Data excerpts
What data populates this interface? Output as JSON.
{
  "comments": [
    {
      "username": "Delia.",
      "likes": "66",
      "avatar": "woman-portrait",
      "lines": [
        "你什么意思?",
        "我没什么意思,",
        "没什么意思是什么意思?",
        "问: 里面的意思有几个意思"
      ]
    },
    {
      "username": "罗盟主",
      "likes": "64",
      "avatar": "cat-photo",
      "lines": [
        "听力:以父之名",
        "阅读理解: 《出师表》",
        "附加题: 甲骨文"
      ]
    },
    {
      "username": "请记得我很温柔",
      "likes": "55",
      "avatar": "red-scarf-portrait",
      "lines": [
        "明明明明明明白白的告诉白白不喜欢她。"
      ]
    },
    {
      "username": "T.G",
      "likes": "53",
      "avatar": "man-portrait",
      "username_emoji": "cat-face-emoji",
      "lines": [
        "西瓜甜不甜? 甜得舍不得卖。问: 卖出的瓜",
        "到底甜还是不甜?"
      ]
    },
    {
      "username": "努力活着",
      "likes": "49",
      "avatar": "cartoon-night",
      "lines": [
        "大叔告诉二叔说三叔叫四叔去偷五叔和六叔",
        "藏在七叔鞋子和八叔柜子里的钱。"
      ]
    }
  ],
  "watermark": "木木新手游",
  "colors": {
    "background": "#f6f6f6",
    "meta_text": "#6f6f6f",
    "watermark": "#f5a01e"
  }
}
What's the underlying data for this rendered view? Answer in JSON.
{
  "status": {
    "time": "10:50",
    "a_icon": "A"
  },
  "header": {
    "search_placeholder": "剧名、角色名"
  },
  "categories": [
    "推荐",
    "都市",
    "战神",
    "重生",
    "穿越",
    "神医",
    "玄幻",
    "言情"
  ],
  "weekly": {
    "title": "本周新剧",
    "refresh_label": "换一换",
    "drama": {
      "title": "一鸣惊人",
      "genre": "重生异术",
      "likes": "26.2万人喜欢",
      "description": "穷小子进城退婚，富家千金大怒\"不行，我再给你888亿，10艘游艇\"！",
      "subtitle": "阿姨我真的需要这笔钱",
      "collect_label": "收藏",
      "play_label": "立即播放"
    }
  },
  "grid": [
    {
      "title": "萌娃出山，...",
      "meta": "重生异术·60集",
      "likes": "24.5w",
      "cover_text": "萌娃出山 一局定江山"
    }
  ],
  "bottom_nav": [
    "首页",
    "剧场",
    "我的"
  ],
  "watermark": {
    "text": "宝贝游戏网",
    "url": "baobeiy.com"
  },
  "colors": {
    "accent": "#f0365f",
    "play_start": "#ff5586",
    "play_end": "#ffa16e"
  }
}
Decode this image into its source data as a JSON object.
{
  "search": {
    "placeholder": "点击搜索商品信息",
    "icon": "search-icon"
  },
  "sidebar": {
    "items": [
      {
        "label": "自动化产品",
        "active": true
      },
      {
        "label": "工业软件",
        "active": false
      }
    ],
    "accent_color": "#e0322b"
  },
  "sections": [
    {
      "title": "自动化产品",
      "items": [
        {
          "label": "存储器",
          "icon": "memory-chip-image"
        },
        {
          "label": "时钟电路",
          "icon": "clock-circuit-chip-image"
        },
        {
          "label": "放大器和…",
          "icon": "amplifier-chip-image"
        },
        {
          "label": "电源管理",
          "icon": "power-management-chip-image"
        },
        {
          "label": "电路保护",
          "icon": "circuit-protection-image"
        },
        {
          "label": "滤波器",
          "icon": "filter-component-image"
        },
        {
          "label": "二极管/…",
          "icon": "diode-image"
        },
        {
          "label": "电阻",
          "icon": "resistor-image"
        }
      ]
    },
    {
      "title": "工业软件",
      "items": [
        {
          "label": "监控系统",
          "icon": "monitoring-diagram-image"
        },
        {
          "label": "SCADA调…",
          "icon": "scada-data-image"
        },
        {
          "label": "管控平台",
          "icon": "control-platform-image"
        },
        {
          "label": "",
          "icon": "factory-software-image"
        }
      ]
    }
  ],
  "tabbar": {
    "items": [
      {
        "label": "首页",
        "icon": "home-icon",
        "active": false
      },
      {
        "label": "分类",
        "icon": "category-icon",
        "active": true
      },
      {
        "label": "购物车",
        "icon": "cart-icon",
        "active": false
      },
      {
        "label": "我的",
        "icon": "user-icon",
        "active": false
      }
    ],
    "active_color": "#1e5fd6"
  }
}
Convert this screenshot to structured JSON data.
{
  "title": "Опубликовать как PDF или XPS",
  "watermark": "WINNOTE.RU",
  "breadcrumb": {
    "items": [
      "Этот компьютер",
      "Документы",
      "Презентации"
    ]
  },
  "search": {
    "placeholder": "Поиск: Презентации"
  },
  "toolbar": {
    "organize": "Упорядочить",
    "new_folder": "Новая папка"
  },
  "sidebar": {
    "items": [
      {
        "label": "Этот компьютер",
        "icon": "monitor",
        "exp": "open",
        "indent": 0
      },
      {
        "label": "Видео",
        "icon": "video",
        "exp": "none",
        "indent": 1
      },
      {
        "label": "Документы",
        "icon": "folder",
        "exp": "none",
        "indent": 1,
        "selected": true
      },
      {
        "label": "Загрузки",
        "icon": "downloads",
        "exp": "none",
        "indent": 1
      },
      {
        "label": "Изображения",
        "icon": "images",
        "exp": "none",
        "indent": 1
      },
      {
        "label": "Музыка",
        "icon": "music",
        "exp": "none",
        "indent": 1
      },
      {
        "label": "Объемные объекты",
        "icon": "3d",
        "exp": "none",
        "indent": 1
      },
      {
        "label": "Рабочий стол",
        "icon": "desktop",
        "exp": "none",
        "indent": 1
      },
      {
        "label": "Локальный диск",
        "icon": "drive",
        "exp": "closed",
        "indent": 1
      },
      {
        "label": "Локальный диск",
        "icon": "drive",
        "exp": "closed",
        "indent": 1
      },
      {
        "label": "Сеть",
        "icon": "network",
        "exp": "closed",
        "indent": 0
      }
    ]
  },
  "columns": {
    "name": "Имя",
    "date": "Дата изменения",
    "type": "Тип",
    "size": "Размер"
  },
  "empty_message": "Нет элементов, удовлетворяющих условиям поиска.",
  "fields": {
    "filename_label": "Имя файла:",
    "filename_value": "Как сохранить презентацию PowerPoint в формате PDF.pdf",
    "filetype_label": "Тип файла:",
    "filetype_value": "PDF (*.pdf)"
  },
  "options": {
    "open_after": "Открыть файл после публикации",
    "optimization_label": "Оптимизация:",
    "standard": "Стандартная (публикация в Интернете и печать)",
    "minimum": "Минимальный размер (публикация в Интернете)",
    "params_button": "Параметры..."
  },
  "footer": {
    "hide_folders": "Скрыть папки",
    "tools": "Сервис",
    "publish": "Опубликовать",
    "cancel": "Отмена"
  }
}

DIRECTIVE: Repeat the records above exactly as they appear.

RESULT OF THIS EXERCISE:
What data populates this interface? Output as JSON.
{
  "comments": [
    {
      "username": "Delia.",
      "likes": "66",
      "avatar": "woman-portrait",
      "lines": [
        "你什么意思?",
        "我没什么意思,",
        "没什么意思是什么意思?",
        "问: 里面的意思有几个意思"
      ]
    },
    {
      "username": "罗盟主",
      "likes": "64",
      "avatar": "cat-photo",
      "lines": [
        "听力:以父之名",
        "阅读理解: 《出师表》",
        "附加题: 甲骨文"
      ]
    },
    {
      "username": "请记得我很温柔",
      "likes": "55",
      "avatar": "red-scarf-portrait",
      "lines": [
        "明明明明明明白白的告诉白白不喜欢她。"
      ]
    },
    {
      "username": "T.G",
      "likes": "53",
      "avatar": "man-portrait",
      "username_emoji": "cat-face-emoji",
      "lines": [
        "西瓜甜不甜? 甜得舍不得卖。问: 卖出的瓜",
        "到底甜还是不甜?"
      ]
    },
    {
      "username": "努力活着",
      "likes": "49",
      "avatar": "cartoon-night",
      "lines": [
        "大叔告诉二叔说三叔叫四叔去偷五叔和六叔",
        "藏在七叔鞋子和八叔柜子里的钱。"
      ]
    }
  ],
  "watermark": "木木新手游",
  "colors": {
    "background": "#f6f6f6",
    "meta_text": "#6f6f6f",
    "watermark": "#f5a01e"
  }
}
What's the underlying data for this rendered view? Answer in JSON.
{
  "status": {
    "time": "10:50",
    "a_icon": "A"
  },
  "header": {
    "search_placeholder": "剧名、角色名"
  },
  "categories": [
    "推荐",
    "都市",
    "战神",
    "重生",
    "穿越",
    "神医",
    "玄幻",
    "言情"
  ],
  "weekly": {
    "title": "本周新剧",
    "refresh_label": "换一换",
    "drama": {
      "title": "一鸣惊人",
      "genre": "重生异术",
      "likes": "26.2万人喜欢",
      "description": "穷小子进城退婚，富家千金大怒\"不行，我再给你888亿，10艘游艇\"！",
      "subtitle": "阿姨我真的需要这笔钱",
      "collect_label": "收藏",
      "play_label": "立即播放"
    }
  },
  "grid": [
    {
      "title": "萌娃出山，...",
      "meta": "重生异术·60集",
      "likes": "24.5w",
      "cover_text": "萌娃出山 一局定江山"
    }
  ],
  "bottom_nav": [
    "首页",
    "剧场",
    "我的"
  ],
  "watermark": {
    "text": "宝贝游戏网",
    "url": "baobeiy.com"
  },
  "colors": {
    "accent": "#f0365f",
    "play_start": "#ff5586",
    "play_end": "#ffa16e"
  }
}
Decode this image into its source data as a JSON object.
{
  "search": {
    "placeholder": "点击搜索商品信息",
    "icon": "search-icon"
  },
  "sidebar": {
    "items": [
      {
        "label": "自动化产品",
        "active": true
      },
      {
        "label": "工业软件",
        "active": false
      }
    ],
    "accent_color": "#e0322b"
  },
  "sections": [
    {
      "title": "自动化产品",
      "items": [
        {
          "label": "存储器",
          "icon": "memory-chip-image"
        },
        {
          "label": "时钟电路",
          "icon": "clock-circuit-chip-image"
        },
        {
          "label": "放大器和…",
          "icon": "amplifier-chip-image"
        },
        {
          "label": "电源管理",
          "icon": "power-management-chip-image"
        },
        {
          "label": "电路保护",
          "icon": "circuit-protection-image"
        },
        {
          "label": "滤波器",
          "icon": "filter-component-image"
        },
        {
          "label": "二极管/…",
          "icon": "diode-image"
        },
        {
          "label": "电阻",
          "icon": "resistor-image"
        }
      ]
    },
    {
      "title": "工业软件",
      "items": [
        {
          "label": "监控系统",
          "icon": "monitoring-diagram-image"
        },
        {
          "label": "SCADA调…",
          "icon": "scada-data-image"
        },
        {
          "label": "管控平台",
          "icon": "control-platform-image"
        },
        {
          "label": "",
          "icon": "factory-software-image"
        }
      ]
    }
  ],
  "tabbar": {
    "items": [
      {
        "label": "首页",
        "icon": "home-icon",
        "active": false
      },
      {
        "label": "分类",
        "icon": "category-icon",
        "active": true
      },
      {
        "label": "购物车",
        "icon": "cart-icon",
        "active": false
      },
      {
        "label": "我的",
        "icon": "user-icon",
        "active": false
      }
    ],
    "active_color": "#1e5fd6"
  }
}
Convert this screenshot to structured JSON data.
{
  "title": "Опубликовать как PDF или XPS",
  "watermark": "WINNOTE.RU",
  "breadcrumb": {
    "items": [
      "Этот компьютер",
      "Документы",
      "Презентации"
    ]
  },
  "search": {
    "placeholder": "Поиск: Презентации"
  },
  "toolbar": {
    "organize": "Упорядочить",
    "new_folder": "Новая папка"
  },
  "sidebar": {
    "items": [
      {
        "label": "Этот компьютер",
        "icon": "monitor",
        "exp": "open",
        "indent": 0
      },
      {
        "label": "Видео",
        "icon": "video",
        "exp": "none",
        "indent": 1
      },
      {
        "label": "Документы",
        "icon": "folder",
        "exp": "none",
        "indent": 1,
        "selected": true
      },
      {
        "label": "Загрузки",
        "icon": "downloads",
        "exp": "none",
        "indent": 1
      },
      {
        "label": "Изображения",
        "icon": "images",
        "exp": "none",
        "indent": 1
      },
      {
        "label": "Музыка",
        "icon": "music",
        "exp": "none",
        "indent": 1
      },
      {
        "label": "Объемные объекты",
        "icon": "3d",
        "exp": "none",
        "indent": 1
      },
      {
        "label": "Рабочий стол",
        "icon": "desktop",
        "exp": "none",
        "indent": 1
      },
      {
        "label": "Локальный диск",
        "icon": "drive",
        "exp": "closed",
        "indent": 1
      },
      {
        "label": "Локальный диск",
        "icon": "drive",
        "exp": "closed",
        "indent": 1
      },
      {
        "label": "Сеть",
        "icon": "network",
        "exp": "closed",
        "indent": 0
      }
    ]
  },
  "columns": {
    "name": "Имя",
    "date": "Дата изменения",
    "type": "Тип",
    "size": "Размер"
  },
  "empty_message": "Нет элементов, удовлетворяющих условиям поиска.",
  "fields": {
    "filename_label": "Имя файла:",
    "filename_value": "Как сохранить презентацию PowerPoint в формате PDF.pdf",
    "filetype_label": "Тип файла:",
    "filetype_value": "PDF (*.pdf)"
  },
  "options": {
    "open_after": "Открыть файл после публикации",
    "optimization_label": "Оптимизация:",
    "standard": "Стандартная (публикация в Интернете и печать)",
    "minimum": "Минимальный размер (публикация в Интернете)",
    "params_button": "Параметры..."
  },
  "footer": {
    "hide_folders": "Скрыть папки",
    "tools": "Сервис",
    "publish": "Опубликовать",
    "cancel": "Отмена"
  }
}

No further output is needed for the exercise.